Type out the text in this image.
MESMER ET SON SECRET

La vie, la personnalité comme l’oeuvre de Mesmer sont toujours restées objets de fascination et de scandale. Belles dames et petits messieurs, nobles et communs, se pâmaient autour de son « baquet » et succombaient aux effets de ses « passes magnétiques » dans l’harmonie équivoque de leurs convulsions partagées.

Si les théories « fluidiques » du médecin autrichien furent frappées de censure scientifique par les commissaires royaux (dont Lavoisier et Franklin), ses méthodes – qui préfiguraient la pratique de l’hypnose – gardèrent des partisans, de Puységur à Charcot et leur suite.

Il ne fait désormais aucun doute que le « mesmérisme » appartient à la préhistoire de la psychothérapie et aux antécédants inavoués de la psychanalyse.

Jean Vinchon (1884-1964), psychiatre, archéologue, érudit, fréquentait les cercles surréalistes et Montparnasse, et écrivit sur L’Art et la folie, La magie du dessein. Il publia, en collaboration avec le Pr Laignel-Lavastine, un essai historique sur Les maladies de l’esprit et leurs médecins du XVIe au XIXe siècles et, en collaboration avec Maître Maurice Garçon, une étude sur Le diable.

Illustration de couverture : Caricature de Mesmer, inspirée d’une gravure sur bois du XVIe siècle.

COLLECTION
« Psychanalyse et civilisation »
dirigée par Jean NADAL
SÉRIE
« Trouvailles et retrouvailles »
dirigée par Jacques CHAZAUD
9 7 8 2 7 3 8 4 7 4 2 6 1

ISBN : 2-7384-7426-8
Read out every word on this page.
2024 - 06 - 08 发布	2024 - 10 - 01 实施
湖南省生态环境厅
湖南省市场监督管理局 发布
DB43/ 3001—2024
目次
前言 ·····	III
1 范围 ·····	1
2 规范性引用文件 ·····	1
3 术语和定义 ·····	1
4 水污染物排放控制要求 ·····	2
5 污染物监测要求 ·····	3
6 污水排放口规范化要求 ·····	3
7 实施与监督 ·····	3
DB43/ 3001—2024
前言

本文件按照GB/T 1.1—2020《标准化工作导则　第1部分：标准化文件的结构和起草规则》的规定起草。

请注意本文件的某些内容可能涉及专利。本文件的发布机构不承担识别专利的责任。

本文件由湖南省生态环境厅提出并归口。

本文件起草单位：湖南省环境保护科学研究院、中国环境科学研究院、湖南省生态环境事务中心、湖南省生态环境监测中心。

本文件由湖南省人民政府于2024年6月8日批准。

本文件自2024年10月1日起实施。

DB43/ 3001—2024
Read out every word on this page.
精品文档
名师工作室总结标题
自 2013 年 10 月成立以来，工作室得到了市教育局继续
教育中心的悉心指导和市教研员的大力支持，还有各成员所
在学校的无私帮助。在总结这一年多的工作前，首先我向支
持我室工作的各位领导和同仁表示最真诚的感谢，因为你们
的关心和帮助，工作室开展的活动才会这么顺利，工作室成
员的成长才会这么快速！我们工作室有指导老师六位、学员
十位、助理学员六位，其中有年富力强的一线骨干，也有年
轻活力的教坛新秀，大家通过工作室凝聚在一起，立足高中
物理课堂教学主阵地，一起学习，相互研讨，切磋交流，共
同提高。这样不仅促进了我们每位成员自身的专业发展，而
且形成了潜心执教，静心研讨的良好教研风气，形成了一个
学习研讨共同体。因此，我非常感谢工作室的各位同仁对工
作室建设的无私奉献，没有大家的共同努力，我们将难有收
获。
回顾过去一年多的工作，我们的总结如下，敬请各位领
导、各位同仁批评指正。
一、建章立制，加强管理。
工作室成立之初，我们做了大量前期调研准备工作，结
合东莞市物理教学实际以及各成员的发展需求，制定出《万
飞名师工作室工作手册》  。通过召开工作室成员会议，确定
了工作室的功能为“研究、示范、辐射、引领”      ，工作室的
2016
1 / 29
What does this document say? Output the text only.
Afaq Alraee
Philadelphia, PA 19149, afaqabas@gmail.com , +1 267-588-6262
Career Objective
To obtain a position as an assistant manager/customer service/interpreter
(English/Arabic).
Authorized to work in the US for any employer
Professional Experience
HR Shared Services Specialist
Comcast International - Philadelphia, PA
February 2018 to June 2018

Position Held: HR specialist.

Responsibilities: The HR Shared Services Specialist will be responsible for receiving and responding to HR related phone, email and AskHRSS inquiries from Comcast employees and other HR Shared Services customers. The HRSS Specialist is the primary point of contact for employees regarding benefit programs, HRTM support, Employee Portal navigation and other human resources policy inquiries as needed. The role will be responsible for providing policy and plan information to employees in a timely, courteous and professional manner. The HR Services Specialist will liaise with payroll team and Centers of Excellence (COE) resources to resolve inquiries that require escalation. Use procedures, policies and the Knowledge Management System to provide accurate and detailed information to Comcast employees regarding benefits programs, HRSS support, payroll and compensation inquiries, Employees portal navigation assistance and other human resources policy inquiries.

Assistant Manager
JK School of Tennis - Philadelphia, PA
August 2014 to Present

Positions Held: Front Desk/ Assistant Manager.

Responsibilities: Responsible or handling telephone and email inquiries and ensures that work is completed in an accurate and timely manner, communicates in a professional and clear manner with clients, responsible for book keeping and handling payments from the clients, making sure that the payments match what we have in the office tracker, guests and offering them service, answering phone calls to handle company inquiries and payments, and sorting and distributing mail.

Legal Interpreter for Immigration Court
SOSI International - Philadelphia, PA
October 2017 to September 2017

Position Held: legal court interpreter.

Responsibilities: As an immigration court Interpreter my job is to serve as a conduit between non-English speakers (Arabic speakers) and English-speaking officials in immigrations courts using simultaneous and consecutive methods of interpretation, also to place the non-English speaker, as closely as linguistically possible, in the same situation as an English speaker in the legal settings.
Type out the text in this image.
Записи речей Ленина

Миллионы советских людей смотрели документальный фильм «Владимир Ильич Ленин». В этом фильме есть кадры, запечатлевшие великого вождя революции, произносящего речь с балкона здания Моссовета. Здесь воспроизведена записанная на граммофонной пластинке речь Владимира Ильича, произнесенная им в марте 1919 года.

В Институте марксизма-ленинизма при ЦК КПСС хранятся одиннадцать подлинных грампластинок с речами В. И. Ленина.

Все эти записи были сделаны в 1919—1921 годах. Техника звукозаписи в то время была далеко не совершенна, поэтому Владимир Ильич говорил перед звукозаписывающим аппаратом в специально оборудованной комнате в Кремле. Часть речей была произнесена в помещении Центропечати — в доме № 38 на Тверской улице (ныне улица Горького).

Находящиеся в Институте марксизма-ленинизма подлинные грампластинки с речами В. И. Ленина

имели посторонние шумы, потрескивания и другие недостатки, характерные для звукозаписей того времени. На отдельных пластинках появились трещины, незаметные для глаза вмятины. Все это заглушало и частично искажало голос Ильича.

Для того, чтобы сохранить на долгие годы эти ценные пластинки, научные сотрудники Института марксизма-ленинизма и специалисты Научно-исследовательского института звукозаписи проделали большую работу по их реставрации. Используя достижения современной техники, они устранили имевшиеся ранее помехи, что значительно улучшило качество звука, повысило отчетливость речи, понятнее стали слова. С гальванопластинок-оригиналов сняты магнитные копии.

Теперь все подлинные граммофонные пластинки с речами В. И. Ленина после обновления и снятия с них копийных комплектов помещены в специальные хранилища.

------------

> **REQUIRED TASK**:
Faithfully transcribe the whole of the data.

> **WRITTEN REPLY**:
Type out the text in this image.
MESMER ET SON SECRET

La vie, la personnalité comme l’oeuvre de Mesmer sont toujours restées objets de fascination et de scandale. Belles dames et petits messieurs, nobles et communs, se pâmaient autour de son « baquet » et succombaient aux effets de ses « passes magnétiques » dans l’harmonie équivoque de leurs convulsions partagées.

Si les théories « fluidiques » du médecin autrichien furent frappées de censure scientifique par les commissaires royaux (dont Lavoisier et Franklin), ses méthodes – qui préfiguraient la pratique de l’hypnose – gardèrent des partisans, de Puységur à Charcot et leur suite.

Il ne fait désormais aucun doute que le « mesmérisme » appartient à la préhistoire de la psychothérapie et aux antécédants inavoués de la psychanalyse.

Jean Vinchon (1884-1964), psychiatre, archéologue, érudit, fréquentait les cercles surréalistes et Montparnasse, et écrivit sur L’Art et la folie, La magie du dessein. Il publia, en collaboration avec le Pr Laignel-Lavastine, un essai historique sur Les maladies de l’esprit et leurs médecins du XVIe au XIXe siècles et, en collaboration avec Maître Maurice Garçon, une étude sur Le diable.

Illustration de couverture : Caricature de Mesmer, inspirée d’une gravure sur bois du XVIe siècle.

COLLECTION
« Psychanalyse et civilisation »
dirigée par Jean NADAL
SÉRIE
« Trouvailles et retrouvailles »
dirigée par Jacques CHAZAUD
9 7 8 2 7 3 8 4 7 4 2 6 1

ISBN : 2-7384-7426-8
Read out every word on this page.
2024 - 06 - 08 发布	2024 - 10 - 01 实施
湖南省生态环境厅
湖南省市场监督管理局 发布
DB43/ 3001—2024
目次
前言 ·····	III
1 范围 ·····	1
2 规范性引用文件 ·····	1
3 术语和定义 ·····	1
4 水污染物排放控制要求 ·····	2
5 污染物监测要求 ·····	3
6 污水排放口规范化要求 ·····	3
7 实施与监督 ·····	3
DB43/ 3001—2024
前言

本文件按照GB/T 1.1—2020《标准化工作导则　第1部分：标准化文件的结构和起草规则》的规定起草。

请注意本文件的某些内容可能涉及专利。本文件的发布机构不承担识别专利的责任。

本文件由湖南省生态环境厅提出并归口。

本文件起草单位：湖南省环境保护科学研究院、中国环境科学研究院、湖南省生态环境事务中心、湖南省生态环境监测中心。

本文件由湖南省人民政府于2024年6月8日批准。

本文件自2024年10月1日起实施。

DB43/ 3001—2024
Read out every word on this page.
精品文档
名师工作室总结标题
自 2013 年 10 月成立以来，工作室得到了市教育局继续
教育中心的悉心指导和市教研员的大力支持，还有各成员所
在学校的无私帮助。在总结这一年多的工作前，首先我向支
持我室工作的各位领导和同仁表示最真诚的感谢，因为你们
的关心和帮助，工作室开展的活动才会这么顺利，工作室成
员的成长才会这么快速！我们工作室有指导老师六位、学员
十位、助理学员六位，其中有年富力强的一线骨干，也有年
轻活力的教坛新秀，大家通过工作室凝聚在一起，立足高中
物理课堂教学主阵地，一起学习，相互研讨，切磋交流，共
同提高。这样不仅促进了我们每位成员自身的专业发展，而
且形成了潜心执教，静心研讨的良好教研风气，形成了一个
学习研讨共同体。因此，我非常感谢工作室的各位同仁对工
作室建设的无私奉献，没有大家的共同努力，我们将难有收
获。
回顾过去一年多的工作，我们的总结如下，敬请各位领
导、各位同仁批评指正。
一、建章立制，加强管理。
工作室成立之初，我们做了大量前期调研准备工作，结
合东莞市物理教学实际以及各成员的发展需求，制定出《万
飞名师工作室工作手册》  。通过召开工作室成员会议，确定
了工作室的功能为“研究、示范、辐射、引领”      ，工作室的
2016
1 / 29
What does this document say? Output the text only.
Afaq Alraee
Philadelphia, PA 19149, afaqabas@gmail.com , +1 267-588-6262
Career Objective
To obtain a position as an assistant manager/customer service/interpreter
(English/Arabic).
Authorized to work in the US for any employer
Professional Experience
HR Shared Services Specialist
Comcast International - Philadelphia, PA
February 2018 to June 2018

Position Held: HR specialist.

Responsibilities: The HR Shared Services Specialist will be responsible for receiving and responding to HR related phone, email and AskHRSS inquiries from Comcast employees and other HR Shared Services customers. The HRSS Specialist is the primary point of contact for employees regarding benefit programs, HRTM support, Employee Portal navigation and other human resources policy inquiries as needed. The role will be responsible for providing policy and plan information to employees in a timely, courteous and professional manner. The HR Services Specialist will liaise with payroll team and Centers of Excellence (COE) resources to resolve inquiries that require escalation. Use procedures, policies and the Knowledge Management System to provide accurate and detailed information to Comcast employees regarding benefits programs, HRSS support, payroll and compensation inquiries, Employees portal navigation assistance and other human resources policy inquiries.

Assistant Manager
JK School of Tennis - Philadelphia, PA
August 2014 to Present

Positions Held: Front Desk/ Assistant Manager.

Responsibilities: Responsible or handling telephone and email inquiries and ensures that work is completed in an accurate and timely manner, communicates in a professional and clear manner with clients, responsible for book keeping and handling payments from the clients, making sure that the payments match what we have in the office tracker, guests and offering them service, answering phone calls to handle company inquiries and payments, and sorting and distributing mail.

Legal Interpreter for Immigration Court
SOSI International - Philadelphia, PA
October 2017 to September 2017

Position Held: legal court interpreter.

Responsibilities: As an immigration court Interpreter my job is to serve as a conduit between non-English speakers (Arabic speakers) and English-speaking officials in immigrations courts using simultaneous and consecutive methods of interpretation, also to place the non-English speaker, as closely as linguistically possible, in the same situation as an English speaker in the legal settings.
Type out the text in this image.
Записи речей Ленина

Миллионы советских людей смотрели документальный фильм «Владимир Ильич Ленин». В этом фильме есть кадры, запечатлевшие великого вождя революции, произносящего речь с балкона здания Моссовета. Здесь воспроизведена записанная на граммофонной пластинке речь Владимира Ильича, произнесенная им в марте 1919 года.

В Институте марксизма-ленинизма при ЦК КПСС хранятся одиннадцать подлинных грампластинок с речами В. И. Ленина.

Все эти записи были сделаны в 1919—1921 годах. Техника звукозаписи в то время была далеко не совершенна, поэтому Владимир Ильич говорил перед звукозаписывающим аппаратом в специально оборудованной комнате в Кремле. Часть речей была произнесена в помещении Центропечати — в доме № 38 на Тверской улице (ныне улица Горького).

Находящиеся в Институте марксизма-ленинизма подлинные грампластинки с речами В. И. Ленина

имели посторонние шумы, потрескивания и другие недостатки, характерные для звукозаписей того времени. На отдельных пластинках появились трещины, незаметные для глаза вмятины. Все это заглушало и частично искажало голос Ильича.

Для того, чтобы сохранить на долгие годы эти ценные пластинки, научные сотрудники Института марксизма-ленинизма и специалисты Научно-исследовательского института звукозаписи проделали большую работу по их реставрации. Используя достижения современной техники, они устранили имевшиеся ранее помехи, что значительно улучшило качество звука, повысило отчетливость речи, понятнее стали слова. С гальванопластинок-оригиналов сняты магнитные копии.

Теперь все подлинные граммофонные пластинки с речами В. И. Ленина после обновления и снятия с них копийных комплектов помещены в специальные хранилища.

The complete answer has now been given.